I think this wants names like _Scalar, _NonScalar, _Value, TreeValue.

>> The reader has to connect _stub = Any back "we must approximate this".
>> Hmm... "we approximate with Any"?
>> 
>
> I can try to be more explicit about it.
>
>>>>>    
>>>>> +# This is a (strict) alias for an arbitrary object non-scalar, as above:
>>>>> +_DObject = Dict[str, object]
>>>>
>>>> Sounds greek :)
>>>>
>>>
>>> Admittedly it is still not explained well ... until the next patch. I'm
>>> going to leave it alone for now until you have a chance to respond to
>>> these walls of text.
>> 
>> You explain it some futher down.
>> 
>>>> It's almost the Dict part of _nonscalar, but not quite: object vs. Any.
>>>>
>>>> I naively expect something closer to
>>>>
>>>>      _scalar = ...
>>>>      _object = Dict[str, _stub]
>>>>      _nonscalar = Union[_object, List[_stub]
>>>>
>>>> and (still naively) expect _object to be good enough to serve as type
>>>> annotation for dicts representing JSON objects.
>>>
>>> "_object" would be good, except ... I am trying to avoid using that word
>>> because what does it mean? Python object? JSON object? Here at the
>>> boundary between two worlds, nothing makes sense.
>> 
>> Naming is hard.
>> 
>
> Yep. We can skip this debate by just naming the incoming types 
> SchemaInfo and similar... (cont'd below)

======

▶ **Exercises to complete**:
1. Translate this sentence from the code review thread into German: "Here at the boundary between two worlds, nothing makes sense."
2. Reproduce the code review thread character for character, starting at "I think this" and going up to and including "explicit about it.".

======

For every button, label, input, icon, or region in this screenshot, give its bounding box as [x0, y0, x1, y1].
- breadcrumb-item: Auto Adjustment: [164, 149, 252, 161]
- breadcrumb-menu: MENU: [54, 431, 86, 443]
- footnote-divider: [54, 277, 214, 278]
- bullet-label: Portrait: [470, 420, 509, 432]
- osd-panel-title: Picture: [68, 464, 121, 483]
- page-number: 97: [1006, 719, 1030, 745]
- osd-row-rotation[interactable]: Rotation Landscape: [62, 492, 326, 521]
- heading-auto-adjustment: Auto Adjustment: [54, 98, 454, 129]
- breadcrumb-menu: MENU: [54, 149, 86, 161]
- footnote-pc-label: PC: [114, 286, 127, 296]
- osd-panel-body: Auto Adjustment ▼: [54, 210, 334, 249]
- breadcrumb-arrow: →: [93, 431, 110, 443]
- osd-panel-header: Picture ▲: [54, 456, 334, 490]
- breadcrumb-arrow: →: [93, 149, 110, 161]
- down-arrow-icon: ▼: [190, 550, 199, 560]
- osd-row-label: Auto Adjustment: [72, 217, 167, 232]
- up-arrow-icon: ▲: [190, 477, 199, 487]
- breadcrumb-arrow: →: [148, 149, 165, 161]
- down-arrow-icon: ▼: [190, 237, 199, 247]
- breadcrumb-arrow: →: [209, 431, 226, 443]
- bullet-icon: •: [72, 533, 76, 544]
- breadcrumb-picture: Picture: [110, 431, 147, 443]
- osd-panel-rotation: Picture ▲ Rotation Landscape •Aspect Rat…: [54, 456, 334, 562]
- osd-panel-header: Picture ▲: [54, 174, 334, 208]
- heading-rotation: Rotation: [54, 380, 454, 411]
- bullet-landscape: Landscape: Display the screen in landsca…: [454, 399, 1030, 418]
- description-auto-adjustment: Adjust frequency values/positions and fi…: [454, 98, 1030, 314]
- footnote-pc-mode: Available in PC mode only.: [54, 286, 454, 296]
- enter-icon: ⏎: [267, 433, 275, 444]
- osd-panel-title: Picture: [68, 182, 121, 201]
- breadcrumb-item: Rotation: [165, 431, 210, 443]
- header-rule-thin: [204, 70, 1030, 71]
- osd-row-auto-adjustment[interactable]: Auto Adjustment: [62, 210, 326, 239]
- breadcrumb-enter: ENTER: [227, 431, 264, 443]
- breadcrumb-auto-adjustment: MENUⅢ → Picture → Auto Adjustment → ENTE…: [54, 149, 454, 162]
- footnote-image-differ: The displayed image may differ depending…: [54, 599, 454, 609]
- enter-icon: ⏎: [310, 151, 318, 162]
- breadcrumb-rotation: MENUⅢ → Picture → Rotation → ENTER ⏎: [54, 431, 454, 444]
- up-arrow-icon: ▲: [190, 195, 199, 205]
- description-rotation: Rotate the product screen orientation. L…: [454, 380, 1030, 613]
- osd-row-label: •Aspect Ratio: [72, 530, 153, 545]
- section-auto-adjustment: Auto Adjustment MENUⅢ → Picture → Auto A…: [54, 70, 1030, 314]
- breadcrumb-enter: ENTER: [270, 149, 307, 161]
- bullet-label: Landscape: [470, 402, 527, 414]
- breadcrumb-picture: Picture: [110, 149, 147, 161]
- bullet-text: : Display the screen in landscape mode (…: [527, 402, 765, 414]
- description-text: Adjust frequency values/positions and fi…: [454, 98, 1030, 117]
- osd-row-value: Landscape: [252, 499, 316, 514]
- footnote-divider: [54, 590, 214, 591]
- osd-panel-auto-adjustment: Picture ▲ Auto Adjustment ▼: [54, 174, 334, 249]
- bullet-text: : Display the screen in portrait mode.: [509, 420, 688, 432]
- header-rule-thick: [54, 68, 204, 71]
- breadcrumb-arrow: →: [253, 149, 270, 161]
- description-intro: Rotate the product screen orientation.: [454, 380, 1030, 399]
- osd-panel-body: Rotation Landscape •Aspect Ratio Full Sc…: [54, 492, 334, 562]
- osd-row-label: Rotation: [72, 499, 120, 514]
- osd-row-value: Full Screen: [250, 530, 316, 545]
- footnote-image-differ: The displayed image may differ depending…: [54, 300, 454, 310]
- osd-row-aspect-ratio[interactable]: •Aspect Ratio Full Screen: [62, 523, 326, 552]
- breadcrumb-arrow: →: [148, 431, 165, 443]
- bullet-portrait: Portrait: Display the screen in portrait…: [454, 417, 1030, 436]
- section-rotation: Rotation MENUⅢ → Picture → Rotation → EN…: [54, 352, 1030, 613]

======

▶ **Solutions for each task**:
1. Hier an der Grenze zwischen zwei Welten ergibt nichts einen Sinn.

2.
I think this wants names like _Scalar, _NonScalar, _Value, TreeValue.

>> The reader has to connect _stub = Any back "we must approximate this".
>> Hmm... "we approximate with Any"?
>> 
>
> I can try to be more explicit about it.